§ **Figure record listings**
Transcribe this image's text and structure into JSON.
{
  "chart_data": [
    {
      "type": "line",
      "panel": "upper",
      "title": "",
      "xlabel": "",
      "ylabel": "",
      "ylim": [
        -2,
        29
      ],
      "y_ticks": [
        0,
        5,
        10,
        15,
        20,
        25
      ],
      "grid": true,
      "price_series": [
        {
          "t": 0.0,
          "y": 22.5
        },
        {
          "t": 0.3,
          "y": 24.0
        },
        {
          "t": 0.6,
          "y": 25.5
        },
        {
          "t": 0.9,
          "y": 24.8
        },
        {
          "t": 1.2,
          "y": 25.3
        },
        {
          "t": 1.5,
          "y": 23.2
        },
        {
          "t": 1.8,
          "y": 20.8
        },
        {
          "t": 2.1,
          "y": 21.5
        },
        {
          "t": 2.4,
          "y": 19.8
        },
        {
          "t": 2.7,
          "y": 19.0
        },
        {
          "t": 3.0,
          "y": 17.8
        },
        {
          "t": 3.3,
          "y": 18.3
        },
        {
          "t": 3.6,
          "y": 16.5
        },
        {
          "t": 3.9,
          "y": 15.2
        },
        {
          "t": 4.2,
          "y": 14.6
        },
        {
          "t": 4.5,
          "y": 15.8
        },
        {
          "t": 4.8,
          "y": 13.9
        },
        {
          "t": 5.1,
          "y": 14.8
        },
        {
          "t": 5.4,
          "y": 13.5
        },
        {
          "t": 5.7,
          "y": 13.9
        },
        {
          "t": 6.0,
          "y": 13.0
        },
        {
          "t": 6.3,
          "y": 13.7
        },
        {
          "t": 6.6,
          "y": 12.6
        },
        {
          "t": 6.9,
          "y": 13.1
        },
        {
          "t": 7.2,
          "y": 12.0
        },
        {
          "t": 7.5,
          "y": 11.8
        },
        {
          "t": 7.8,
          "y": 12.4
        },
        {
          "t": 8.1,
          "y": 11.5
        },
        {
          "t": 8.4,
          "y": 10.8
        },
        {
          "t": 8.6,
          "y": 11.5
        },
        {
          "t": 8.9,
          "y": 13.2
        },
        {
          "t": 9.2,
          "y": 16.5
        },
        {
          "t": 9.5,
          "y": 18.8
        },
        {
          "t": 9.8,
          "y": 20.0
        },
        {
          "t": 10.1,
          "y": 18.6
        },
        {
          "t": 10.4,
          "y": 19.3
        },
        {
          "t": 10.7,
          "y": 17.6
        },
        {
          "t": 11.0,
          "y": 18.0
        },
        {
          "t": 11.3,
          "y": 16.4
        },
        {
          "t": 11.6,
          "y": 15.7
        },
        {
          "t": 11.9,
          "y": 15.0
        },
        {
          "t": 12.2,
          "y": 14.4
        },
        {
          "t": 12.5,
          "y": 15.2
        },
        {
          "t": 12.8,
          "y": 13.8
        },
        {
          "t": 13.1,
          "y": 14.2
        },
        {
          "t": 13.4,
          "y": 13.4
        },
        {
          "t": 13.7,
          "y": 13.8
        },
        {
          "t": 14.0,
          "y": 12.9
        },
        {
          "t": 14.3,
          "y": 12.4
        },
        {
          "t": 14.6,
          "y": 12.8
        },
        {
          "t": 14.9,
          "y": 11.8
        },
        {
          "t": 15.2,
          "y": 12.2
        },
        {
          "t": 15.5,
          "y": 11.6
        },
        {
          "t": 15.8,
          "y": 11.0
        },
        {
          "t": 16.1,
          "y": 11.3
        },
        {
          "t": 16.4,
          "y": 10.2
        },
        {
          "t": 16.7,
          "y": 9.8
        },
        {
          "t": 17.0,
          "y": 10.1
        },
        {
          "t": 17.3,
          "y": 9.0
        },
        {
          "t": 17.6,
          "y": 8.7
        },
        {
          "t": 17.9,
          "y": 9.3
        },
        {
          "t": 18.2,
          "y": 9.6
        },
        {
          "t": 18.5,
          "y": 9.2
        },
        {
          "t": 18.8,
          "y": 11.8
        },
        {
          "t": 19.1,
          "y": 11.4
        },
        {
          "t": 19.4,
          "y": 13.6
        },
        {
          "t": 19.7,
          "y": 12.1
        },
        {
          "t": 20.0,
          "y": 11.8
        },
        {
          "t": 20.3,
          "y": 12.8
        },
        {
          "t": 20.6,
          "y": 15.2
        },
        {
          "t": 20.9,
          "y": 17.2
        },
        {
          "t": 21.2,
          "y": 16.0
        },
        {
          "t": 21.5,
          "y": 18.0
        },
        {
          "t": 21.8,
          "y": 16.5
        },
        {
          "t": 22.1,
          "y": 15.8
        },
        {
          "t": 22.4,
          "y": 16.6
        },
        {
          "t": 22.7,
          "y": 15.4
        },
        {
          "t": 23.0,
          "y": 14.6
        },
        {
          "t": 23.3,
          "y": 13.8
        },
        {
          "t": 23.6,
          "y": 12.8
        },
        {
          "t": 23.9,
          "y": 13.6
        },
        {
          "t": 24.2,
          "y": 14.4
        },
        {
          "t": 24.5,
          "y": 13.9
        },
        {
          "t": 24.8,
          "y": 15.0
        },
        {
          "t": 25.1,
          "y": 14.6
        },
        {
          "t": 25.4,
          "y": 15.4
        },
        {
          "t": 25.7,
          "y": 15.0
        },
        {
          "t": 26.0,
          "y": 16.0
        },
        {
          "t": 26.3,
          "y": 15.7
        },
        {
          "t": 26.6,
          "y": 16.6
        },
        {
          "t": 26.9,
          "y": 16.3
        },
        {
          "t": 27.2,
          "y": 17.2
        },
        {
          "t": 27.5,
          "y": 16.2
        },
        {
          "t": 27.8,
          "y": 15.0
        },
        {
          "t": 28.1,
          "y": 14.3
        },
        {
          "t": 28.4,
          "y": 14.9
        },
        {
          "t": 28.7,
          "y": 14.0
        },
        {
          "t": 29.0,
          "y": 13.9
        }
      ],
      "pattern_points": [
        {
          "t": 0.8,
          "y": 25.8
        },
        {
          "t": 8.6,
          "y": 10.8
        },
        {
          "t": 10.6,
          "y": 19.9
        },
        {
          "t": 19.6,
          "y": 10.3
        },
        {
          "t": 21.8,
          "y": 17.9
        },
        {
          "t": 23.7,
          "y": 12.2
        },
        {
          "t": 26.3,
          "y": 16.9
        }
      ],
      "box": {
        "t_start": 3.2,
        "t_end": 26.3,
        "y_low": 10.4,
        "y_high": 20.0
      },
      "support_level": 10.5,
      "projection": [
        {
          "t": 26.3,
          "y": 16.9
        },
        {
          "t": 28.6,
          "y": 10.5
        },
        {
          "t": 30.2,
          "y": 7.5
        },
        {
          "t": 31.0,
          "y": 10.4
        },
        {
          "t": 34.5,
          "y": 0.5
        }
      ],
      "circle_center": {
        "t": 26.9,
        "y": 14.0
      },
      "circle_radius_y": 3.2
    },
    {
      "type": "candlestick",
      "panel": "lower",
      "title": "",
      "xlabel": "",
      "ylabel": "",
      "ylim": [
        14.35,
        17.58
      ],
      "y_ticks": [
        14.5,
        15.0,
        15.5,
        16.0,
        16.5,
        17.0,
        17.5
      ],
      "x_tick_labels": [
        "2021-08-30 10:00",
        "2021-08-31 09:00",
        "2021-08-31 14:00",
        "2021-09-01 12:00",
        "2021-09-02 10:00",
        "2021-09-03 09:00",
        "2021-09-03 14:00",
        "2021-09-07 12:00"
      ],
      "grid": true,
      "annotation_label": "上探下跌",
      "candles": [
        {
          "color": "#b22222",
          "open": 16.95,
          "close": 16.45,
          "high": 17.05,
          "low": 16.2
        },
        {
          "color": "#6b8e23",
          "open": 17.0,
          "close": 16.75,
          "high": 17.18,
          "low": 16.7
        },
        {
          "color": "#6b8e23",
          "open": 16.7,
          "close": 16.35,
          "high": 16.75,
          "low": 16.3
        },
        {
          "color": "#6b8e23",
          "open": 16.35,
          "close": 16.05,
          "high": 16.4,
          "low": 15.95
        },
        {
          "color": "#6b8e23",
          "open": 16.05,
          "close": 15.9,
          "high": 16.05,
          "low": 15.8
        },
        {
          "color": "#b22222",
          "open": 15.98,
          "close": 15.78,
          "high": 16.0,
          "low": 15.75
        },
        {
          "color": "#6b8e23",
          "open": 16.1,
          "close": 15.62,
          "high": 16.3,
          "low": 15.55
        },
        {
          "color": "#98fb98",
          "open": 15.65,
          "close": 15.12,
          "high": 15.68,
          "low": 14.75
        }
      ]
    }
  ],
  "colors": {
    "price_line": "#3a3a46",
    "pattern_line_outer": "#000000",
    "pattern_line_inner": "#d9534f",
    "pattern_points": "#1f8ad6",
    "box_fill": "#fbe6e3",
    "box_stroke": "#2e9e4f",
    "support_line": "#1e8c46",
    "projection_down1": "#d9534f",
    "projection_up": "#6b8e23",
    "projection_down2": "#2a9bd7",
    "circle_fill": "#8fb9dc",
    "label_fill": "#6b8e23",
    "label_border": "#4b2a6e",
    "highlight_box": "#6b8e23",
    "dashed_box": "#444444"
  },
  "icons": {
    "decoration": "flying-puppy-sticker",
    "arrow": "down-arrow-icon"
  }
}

§ **The task**
From the data above, copy each line that holds "open".

§ **Solution**
          "open": 16.95,
          "open": 17.0,
          "open": 16.7,
          "open": 16.35,
          "open": 16.05,
          "open": 15.98,
          "open": 16.1,
          "open": 15.65,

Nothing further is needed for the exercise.